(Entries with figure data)
════════════════

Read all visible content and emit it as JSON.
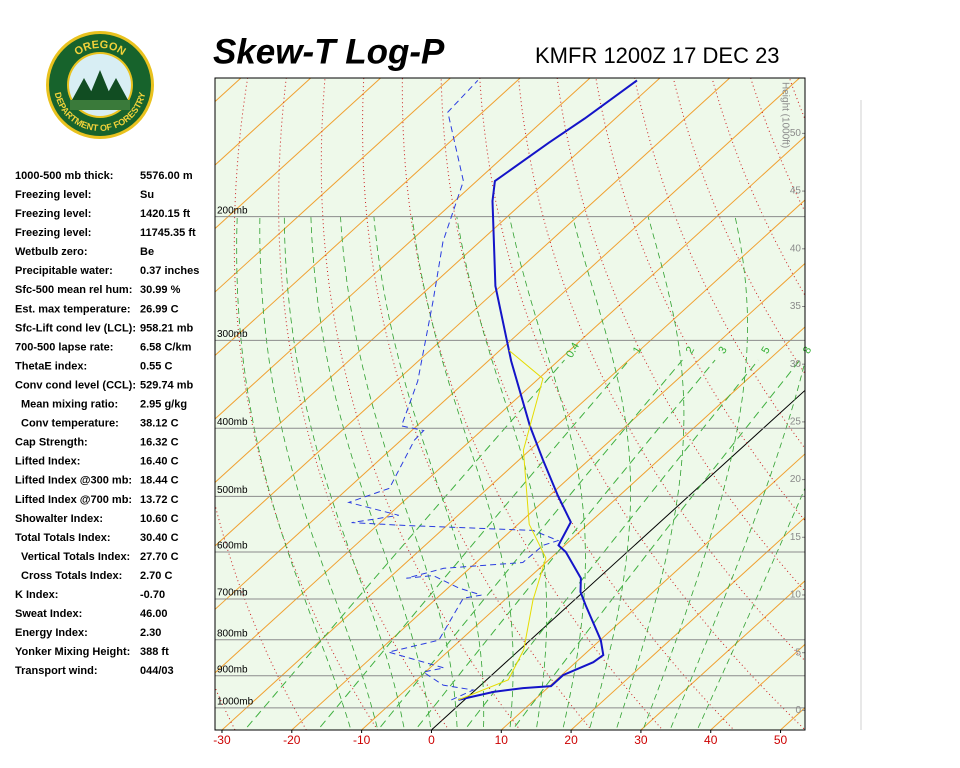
{
  "logo": {
    "top": "OREGON",
    "bottom": "DEPARTMENT OF FORESTRY"
  },
  "stats": [
    [
      "1000-500 mb thick:",
      "5576.00 m"
    ],
    [
      "Freezing level:",
      "Su"
    ],
    [
      "Freezing level:",
      "1420.15 ft"
    ],
    [
      "Freezing level:",
      "11745.35 ft"
    ],
    [
      "Wetbulb zero:",
      "Be"
    ],
    [
      "Precipitable water:",
      "0.37 inches"
    ],
    [
      "Sfc-500 mean rel hum:",
      "30.99 %"
    ],
    [
      "Est. max temperature:",
      "26.99 C"
    ],
    [
      "Sfc-Lift cond lev (LCL):",
      "958.21 mb"
    ],
    [
      "700-500 lapse rate:",
      "6.58 C/km"
    ],
    [
      "ThetaE index:",
      "0.55 C"
    ],
    [
      "Conv cond level (CCL):",
      "529.74 mb"
    ],
    [
      "Mean mixing ratio:",
      "2.95 g/kg"
    ],
    [
      "Conv temperature:",
      "38.12 C"
    ],
    [
      "Cap Strength:",
      "16.32 C"
    ],
    [
      "Lifted Index:",
      "16.40 C"
    ],
    [
      "Lifted Index @300 mb:",
      "18.44 C"
    ],
    [
      "Lifted Index @700 mb:",
      "13.72 C"
    ],
    [
      "Showalter Index:",
      "10.60 C"
    ],
    [
      "Total Totals Index:",
      "30.40 C"
    ],
    [
      "Vertical Totals Index:",
      "27.70 C"
    ],
    [
      "Cross Totals Index:",
      "2.70 C"
    ],
    [
      "K Index:",
      "-0.70"
    ],
    [
      "Sweat Index:",
      "46.00"
    ],
    [
      "Energy Index:",
      "2.30"
    ],
    [
      "Yonker Mixing Height:",
      "388 ft"
    ],
    [
      "Transport wind:",
      "044/03"
    ]
  ],
  "chart_data": {
    "type": "skew-t",
    "title": "Skew-T Log-P",
    "subtitle": "KMFR 1200Z 17 DEC 23",
    "xlim": [
      -31,
      53.5
    ],
    "xticks": [
      -30,
      -20,
      -10,
      0,
      10,
      20,
      30,
      40,
      50
    ],
    "ylim": [
      1075,
      127
    ],
    "ylog": true,
    "yticks": [
      {
        "value": 1000,
        "label": "1000mb"
      },
      {
        "value": 900,
        "label": "900mb"
      },
      {
        "value": 800,
        "label": "800mb"
      },
      {
        "value": 700,
        "label": "700mb"
      },
      {
        "value": 600,
        "label": "600mb"
      },
      {
        "value": 500,
        "label": "500mb"
      },
      {
        "value": 400,
        "label": "400mb"
      },
      {
        "value": 300,
        "label": "300mb"
      },
      {
        "value": 200,
        "label": "200mb"
      }
    ],
    "y2label": "Height (1000ft)",
    "y2lim": [
      -1.7,
      54.8
    ],
    "y2ticks": [
      0,
      5,
      10,
      15,
      20,
      25,
      30,
      35,
      40,
      45,
      50
    ],
    "mixing_ratios": [
      0.4,
      1,
      2,
      3,
      5,
      8
    ],
    "series": [
      {
        "color": "#1414c8",
        "dashed": false,
        "pressure": [
          974,
          949,
          937,
          931,
          898,
          861,
          841,
          801,
          714,
          684,
          654,
          600,
          587,
          544,
          499,
          445,
          397,
          321,
          251,
          190,
          178,
          157,
          145,
          128
        ],
        "temperature": [
          -0.9,
          2.9,
          6.5,
          10.2,
          10.2,
          12.5,
          12.8,
          10.1,
          2.4,
          -0.4,
          -2.5,
          -8.8,
          -10.9,
          -12.8,
          -18.8,
          -26.4,
          -33.8,
          -46.7,
          -60.8,
          -74.6,
          -77.4,
          -75.7,
          -74.4,
          -72.9
        ]
      },
      {
        "color": "#2a3ce0",
        "dashed": true,
        "pressure": [
          974,
          943,
          928,
          889,
          877,
          833,
          801,
          698,
          691,
          675,
          648,
          654,
          633,
          621,
          587,
          578,
          559,
          550,
          545,
          532,
          510,
          487,
          416,
          403,
          397,
          343,
          264,
          217,
          178,
          142,
          128
        ],
        "temperature": [
          -1.9,
          -0.3,
          -5.4,
          -10.3,
          -8.0,
          -18.4,
          -13.1,
          -16.2,
          -14.1,
          -18.5,
          -24.1,
          -27.5,
          -23.7,
          -13.3,
          -13.1,
          -11.7,
          -16.9,
          -36.2,
          -44.1,
          -38.5,
          -47.7,
          -44.1,
          -48.1,
          -48.3,
          -52.2,
          -56.9,
          -67.3,
          -75.3,
          -81.9,
          -95.0,
          -95.7
        ]
      },
      {
        "color": "#e6dc00",
        "dashed": false,
        "pressure": [
          974,
          912,
          827,
          703,
          612,
          548,
          430,
          340,
          310
        ],
        "temperature": [
          -0.9,
          3.1,
          0.6,
          -5.9,
          -10.7,
          -18.4,
          -30.9,
          -39.4,
          -48.7
        ]
      }
    ]
  }
}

════════════════

Given problem
Output all the records, word for word, with no pictures in the copy.

Exercise solution
Read all visible content and emit it as JSON.
{
  "logo": {
    "top": "OREGON",
    "bottom": "DEPARTMENT OF FORESTRY"
  },
  "stats": [
    [
      "1000-500 mb thick:",
      "5576.00 m"
    ],
    [
      "Freezing level:",
      "Su"
    ],
    [
      "Freezing level:",
      "1420.15 ft"
    ],
    [
      "Freezing level:",
      "11745.35 ft"
    ],
    [
      "Wetbulb zero:",
      "Be"
    ],
    [
      "Precipitable water:",
      "0.37 inches"
    ],
    [
      "Sfc-500 mean rel hum:",
      "30.99 %"
    ],
    [
      "Est. max temperature:",
      "26.99 C"
    ],
    [
      "Sfc-Lift cond lev (LCL):",
      "958.21 mb"
    ],
    [
      "700-500 lapse rate:",
      "6.58 C/km"
    ],
    [
      "ThetaE index:",
      "0.55 C"
    ],
    [
      "Conv cond level (CCL):",
      "529.74 mb"
    ],
    [
      "Mean mixing ratio:",
      "2.95 g/kg"
    ],
    [
      "Conv temperature:",
      "38.12 C"
    ],
    [
      "Cap Strength:",
      "16.32 C"
    ],
    [
      "Lifted Index:",
      "16.40 C"
    ],
    [
      "Lifted Index @300 mb:",
      "18.44 C"
    ],
    [
      "Lifted Index @700 mb:",
      "13.72 C"
    ],
    [
      "Showalter Index:",
      "10.60 C"
    ],
    [
      "Total Totals Index:",
      "30.40 C"
    ],
    [
      "Vertical Totals Index:",
      "27.70 C"
    ],
    [
      "Cross Totals Index:",
      "2.70 C"
    ],
    [
      "K Index:",
      "-0.70"
    ],
    [
      "Sweat Index:",
      "46.00"
    ],
    [
      "Energy Index:",
      "2.30"
    ],
    [
      "Yonker Mixing Height:",
      "388 ft"
    ],
    [
      "Transport wind:",
      "044/03"
    ]
  ],
  "chart_data": {
    "type": "skew-t",
    "title": "Skew-T Log-P",
    "subtitle": "KMFR 1200Z 17 DEC 23",
    "xlim": [
      -31,
      53.5
    ],
    "xticks": [
      -30,
      -20,
      -10,
      0,
      10,
      20,
      30,
      40,
      50
    ],
    "ylim": [
      1075,
      127
    ],
    "ylog": true,
    "yticks": [
      {
        "value": 1000,
        "label": "1000mb"
      },
      {
        "value": 900,
        "label": "900mb"
      },
      {
        "value": 800,
        "label": "800mb"
      },
      {
        "value": 700,
        "label": "700mb"
      },
      {
        "value": 600,
        "label": "600mb"
      },
      {
        "value": 500,
        "label": "500mb"
      },
      {
        "value": 400,
        "label": "400mb"
      },
      {
        "value": 300,
        "label": "300mb"
      },
      {
        "value": 200,
        "label": "200mb"
      }
    ],
    "y2label": "Height (1000ft)",
    "y2lim": [
      -1.7,
      54.8
    ],
    "y2ticks": [
      0,
      5,
      10,
      15,
      20,
      25,
      30,
      35,
      40,
      45,
      50
    ],
    "mixing_ratios": [
      0.4,
      1,
      2,
      3,
      5,
      8
    ],
    "series": [
      {
        "color": "#1414c8",
        "dashed": false,
        "pressure": [
          974,
          949,
          937,
          931,
          898,
          861,
          841,
          801,
          714,
          684,
          654,
          600,
          587,
          544,
          499,
          445,
          397,
          321,
          251,
          190,
          178,
          157,
          145,
          128
        ],
        "temperature": [
          -0.9,
          2.9,
          6.5,
          10.2,
          10.2,
          12.5,
          12.8,
          10.1,
          2.4,
          -0.4,
          -2.5,
          -8.8,
          -10.9,
          -12.8,
          -18.8,
          -26.4,
          -33.8,
          -46.7,
          -60.8,
          -74.6,
          -77.4,
          -75.7,
          -74.4,
          -72.9
        ]
      },
      {
        "color": "#2a3ce0",
        "dashed": true,
        "pressure": [
          974,
          943,
          928,
          889,
          877,
          833,
          801,
          698,
          691,
          675,
          648,
          654,
          633,
          621,
          587,
          578,
          559,
          550,
          545,
          532,
          510,
          487,
          416,
          403,
          397,
          343,
          264,
          217,
          178,
          142,
          128
        ],
        "temperature": [
          -1.9,
          -0.3,
          -5.4,
          -10.3,
          -8.0,
          -18.4,
          -13.1,
          -16.2,
          -14.1,
          -18.5,
          -24.1,
          -27.5,
          -23.7,
          -13.3,
          -13.1,
          -11.7,
          -16.9,
          -36.2,
          -44.1,
          -38.5,
          -47.7,
          -44.1,
          -48.1,
          -48.3,
          -52.2,
          -56.9,
          -67.3,
          -75.3,
          -81.9,
          -95.0,
          -95.7
        ]
      },
      {
        "color": "#e6dc00",
        "dashed": false,
        "pressure": [
          974,
          912,
          827,
          703,
          612,
          548,
          430,
          340,
          310
        ],
        "temperature": [
          -0.9,
          3.1,
          0.6,
          -5.9,
          -10.7,
          -18.4,
          -30.9,
          -39.4,
          -48.7
        ]
      }
    ]
  }
}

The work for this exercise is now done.